START INPUT

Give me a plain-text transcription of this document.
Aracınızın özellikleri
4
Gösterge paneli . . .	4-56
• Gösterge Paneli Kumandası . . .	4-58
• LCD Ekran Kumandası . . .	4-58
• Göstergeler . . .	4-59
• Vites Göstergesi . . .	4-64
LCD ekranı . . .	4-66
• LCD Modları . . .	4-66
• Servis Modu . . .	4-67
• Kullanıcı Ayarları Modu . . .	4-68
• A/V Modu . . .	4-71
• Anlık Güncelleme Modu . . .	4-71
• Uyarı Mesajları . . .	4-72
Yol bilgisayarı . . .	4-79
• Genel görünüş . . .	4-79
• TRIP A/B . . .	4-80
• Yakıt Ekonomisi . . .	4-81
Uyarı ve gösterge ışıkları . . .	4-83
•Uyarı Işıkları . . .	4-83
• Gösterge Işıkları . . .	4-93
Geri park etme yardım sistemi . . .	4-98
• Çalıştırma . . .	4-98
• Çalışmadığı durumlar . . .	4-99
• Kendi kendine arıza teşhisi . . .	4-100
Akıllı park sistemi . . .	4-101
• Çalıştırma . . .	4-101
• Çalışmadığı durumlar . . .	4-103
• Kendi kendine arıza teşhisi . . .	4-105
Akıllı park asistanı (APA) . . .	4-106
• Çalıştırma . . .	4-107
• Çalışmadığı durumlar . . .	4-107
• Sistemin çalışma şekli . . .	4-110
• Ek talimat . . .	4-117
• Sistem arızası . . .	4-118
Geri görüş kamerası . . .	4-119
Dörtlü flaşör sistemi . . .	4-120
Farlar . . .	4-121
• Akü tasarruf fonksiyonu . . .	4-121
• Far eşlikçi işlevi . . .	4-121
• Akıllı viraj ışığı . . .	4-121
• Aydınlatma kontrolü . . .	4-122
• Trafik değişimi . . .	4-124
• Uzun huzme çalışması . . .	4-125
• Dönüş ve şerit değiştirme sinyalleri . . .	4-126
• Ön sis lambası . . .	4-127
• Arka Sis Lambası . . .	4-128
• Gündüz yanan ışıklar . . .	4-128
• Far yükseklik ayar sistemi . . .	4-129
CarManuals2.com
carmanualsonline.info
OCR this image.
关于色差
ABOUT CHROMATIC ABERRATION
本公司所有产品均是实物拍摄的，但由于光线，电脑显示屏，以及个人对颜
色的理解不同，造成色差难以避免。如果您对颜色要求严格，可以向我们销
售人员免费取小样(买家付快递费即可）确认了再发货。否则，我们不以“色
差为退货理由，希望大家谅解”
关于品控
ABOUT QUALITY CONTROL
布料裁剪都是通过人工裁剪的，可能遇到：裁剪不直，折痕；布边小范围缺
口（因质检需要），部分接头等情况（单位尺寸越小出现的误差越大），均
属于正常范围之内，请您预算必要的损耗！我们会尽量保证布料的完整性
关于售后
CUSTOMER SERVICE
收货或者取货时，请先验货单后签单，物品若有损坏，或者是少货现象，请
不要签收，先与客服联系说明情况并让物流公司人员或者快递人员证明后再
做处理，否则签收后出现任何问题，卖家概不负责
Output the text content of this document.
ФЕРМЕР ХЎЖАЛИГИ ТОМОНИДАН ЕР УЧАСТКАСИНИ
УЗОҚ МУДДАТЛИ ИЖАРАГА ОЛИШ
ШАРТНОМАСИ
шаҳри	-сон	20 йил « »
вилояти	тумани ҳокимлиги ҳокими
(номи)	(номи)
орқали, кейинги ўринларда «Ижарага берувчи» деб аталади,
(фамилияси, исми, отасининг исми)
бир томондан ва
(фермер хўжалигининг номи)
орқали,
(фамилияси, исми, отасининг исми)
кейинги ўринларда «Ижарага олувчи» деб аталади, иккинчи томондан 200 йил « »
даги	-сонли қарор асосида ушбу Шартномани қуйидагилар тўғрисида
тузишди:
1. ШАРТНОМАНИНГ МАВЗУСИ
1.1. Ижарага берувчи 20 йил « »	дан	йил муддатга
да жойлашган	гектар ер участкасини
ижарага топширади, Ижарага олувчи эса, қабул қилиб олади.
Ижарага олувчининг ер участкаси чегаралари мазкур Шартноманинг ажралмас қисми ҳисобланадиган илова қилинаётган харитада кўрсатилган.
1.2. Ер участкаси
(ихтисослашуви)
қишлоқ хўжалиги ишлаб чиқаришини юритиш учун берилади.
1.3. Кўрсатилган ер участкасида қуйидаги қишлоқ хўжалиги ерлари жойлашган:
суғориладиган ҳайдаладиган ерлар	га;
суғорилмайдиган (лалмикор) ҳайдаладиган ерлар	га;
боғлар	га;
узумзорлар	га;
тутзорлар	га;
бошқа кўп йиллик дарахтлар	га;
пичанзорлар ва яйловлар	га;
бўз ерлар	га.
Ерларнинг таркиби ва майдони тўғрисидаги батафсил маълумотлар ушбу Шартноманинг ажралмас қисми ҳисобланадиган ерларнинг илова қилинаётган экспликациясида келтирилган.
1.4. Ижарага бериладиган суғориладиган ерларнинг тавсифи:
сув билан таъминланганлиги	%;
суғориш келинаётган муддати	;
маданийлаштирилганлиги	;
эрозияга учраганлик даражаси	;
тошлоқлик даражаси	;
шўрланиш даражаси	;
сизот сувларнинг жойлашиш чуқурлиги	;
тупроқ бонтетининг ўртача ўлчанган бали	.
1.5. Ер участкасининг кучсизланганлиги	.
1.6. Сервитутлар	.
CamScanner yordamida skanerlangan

END INPUT

# WORK INSTRUCTIONS:
Return the whole listing exactly.

# COMPLETED EXERCISE:
Give me a plain-text transcription of this document.
Aracınızın özellikleri
4
Gösterge paneli . . .	4-56
• Gösterge Paneli Kumandası . . .	4-58
• LCD Ekran Kumandası . . .	4-58
• Göstergeler . . .	4-59
• Vites Göstergesi . . .	4-64
LCD ekranı . . .	4-66
• LCD Modları . . .	4-66
• Servis Modu . . .	4-67
• Kullanıcı Ayarları Modu . . .	4-68
• A/V Modu . . .	4-71
• Anlık Güncelleme Modu . . .	4-71
• Uyarı Mesajları . . .	4-72
Yol bilgisayarı . . .	4-79
• Genel görünüş . . .	4-79
• TRIP A/B . . .	4-80
• Yakıt Ekonomisi . . .	4-81
Uyarı ve gösterge ışıkları . . .	4-83
•Uyarı Işıkları . . .	4-83
• Gösterge Işıkları . . .	4-93
Geri park etme yardım sistemi . . .	4-98
• Çalıştırma . . .	4-98
• Çalışmadığı durumlar . . .	4-99
• Kendi kendine arıza teşhisi . . .	4-100
Akıllı park sistemi . . .	4-101
• Çalıştırma . . .	4-101
• Çalışmadığı durumlar . . .	4-103
• Kendi kendine arıza teşhisi . . .	4-105
Akıllı park asistanı (APA) . . .	4-106
• Çalıştırma . . .	4-107
• Çalışmadığı durumlar . . .	4-107
• Sistemin çalışma şekli . . .	4-110
• Ek talimat . . .	4-117
• Sistem arızası . . .	4-118
Geri görüş kamerası . . .	4-119
Dörtlü flaşör sistemi . . .	4-120
Farlar . . .	4-121
• Akü tasarruf fonksiyonu . . .	4-121
• Far eşlikçi işlevi . . .	4-121
• Akıllı viraj ışığı . . .	4-121
• Aydınlatma kontrolü . . .	4-122
• Trafik değişimi . . .	4-124
• Uzun huzme çalışması . . .	4-125
• Dönüş ve şerit değiştirme sinyalleri . . .	4-126
• Ön sis lambası . . .	4-127
• Arka Sis Lambası . . .	4-128
• Gündüz yanan ışıklar . . .	4-128
• Far yükseklik ayar sistemi . . .	4-129
CarManuals2.com
carmanualsonline.info
OCR this image.
关于色差
ABOUT CHROMATIC ABERRATION
本公司所有产品均是实物拍摄的，但由于光线，电脑显示屏，以及个人对颜
色的理解不同，造成色差难以避免。如果您对颜色要求严格，可以向我们销
售人员免费取小样(买家付快递费即可）确认了再发货。否则，我们不以“色
差为退货理由，希望大家谅解”
关于品控
ABOUT QUALITY CONTROL
布料裁剪都是通过人工裁剪的，可能遇到：裁剪不直，折痕；布边小范围缺
口（因质检需要），部分接头等情况（单位尺寸越小出现的误差越大），均
属于正常范围之内，请您预算必要的损耗！我们会尽量保证布料的完整性
关于售后
CUSTOMER SERVICE
收货或者取货时，请先验货单后签单，物品若有损坏，或者是少货现象，请
不要签收，先与客服联系说明情况并让物流公司人员或者快递人员证明后再
做处理，否则签收后出现任何问题，卖家概不负责
Output the text content of this document.
ФЕРМЕР ХЎЖАЛИГИ ТОМОНИДАН ЕР УЧАСТКАСИНИ
УЗОҚ МУДДАТЛИ ИЖАРАГА ОЛИШ
ШАРТНОМАСИ
шаҳри	-сон	20 йил « »
вилояти	тумани ҳокимлиги ҳокими
(номи)	(номи)
орқали, кейинги ўринларда «Ижарага берувчи» деб аталади,
(фамилияси, исми, отасининг исми)
бир томондан ва
(фермер хўжалигининг номи)
орқали,
(фамилияси, исми, отасининг исми)
кейинги ўринларда «Ижарага олувчи» деб аталади, иккинчи томондан 200 йил « »
даги	-сонли қарор асосида ушбу Шартномани қуйидагилар тўғрисида
тузишди:
1. ШАРТНОМАНИНГ МАВЗУСИ
1.1. Ижарага берувчи 20 йил « »	дан	йил муддатга
да жойлашган	гектар ер участкасини
ижарага топширади, Ижарага олувчи эса, қабул қилиб олади.
Ижарага олувчининг ер участкаси чегаралари мазкур Шартноманинг ажралмас қисми ҳисобланадиган илова қилинаётган харитада кўрсатилган.
1.2. Ер участкаси
(ихтисослашуви)
қишлоқ хўжалиги ишлаб чиқаришини юритиш учун берилади.
1.3. Кўрсатилган ер участкасида қуйидаги қишлоқ хўжалиги ерлари жойлашган:
суғориладиган ҳайдаладиган ерлар	га;
суғорилмайдиган (лалмикор) ҳайдаладиган ерлар	га;
боғлар	га;
узумзорлар	га;
тутзорлар	га;
бошқа кўп йиллик дарахтлар	га;
пичанзорлар ва яйловлар	га;
бўз ерлар	га.
Ерларнинг таркиби ва майдони тўғрисидаги батафсил маълумотлар ушбу Шартноманинг ажралмас қисми ҳисобланадиган ерларнинг илова қилинаётган экспликациясида келтирилган.
1.4. Ижарага бериладиган суғориладиган ерларнинг тавсифи:
сув билан таъминланганлиги	%;
суғориш келинаётган муддати	;
маданийлаштирилганлиги	;
эрозияга учраганлик даражаси	;
тошлоқлик даражаси	;
шўрланиш даражаси	;
сизот сувларнинг жойлашиш чуқурлиги	;
тупроқ бонтетининг ўртача ўлчанган бали	.
1.5. Ер участкасининг кучсизланганлиги	.
1.6. Сервитутлар	.
CamScanner yordamida skanerlangan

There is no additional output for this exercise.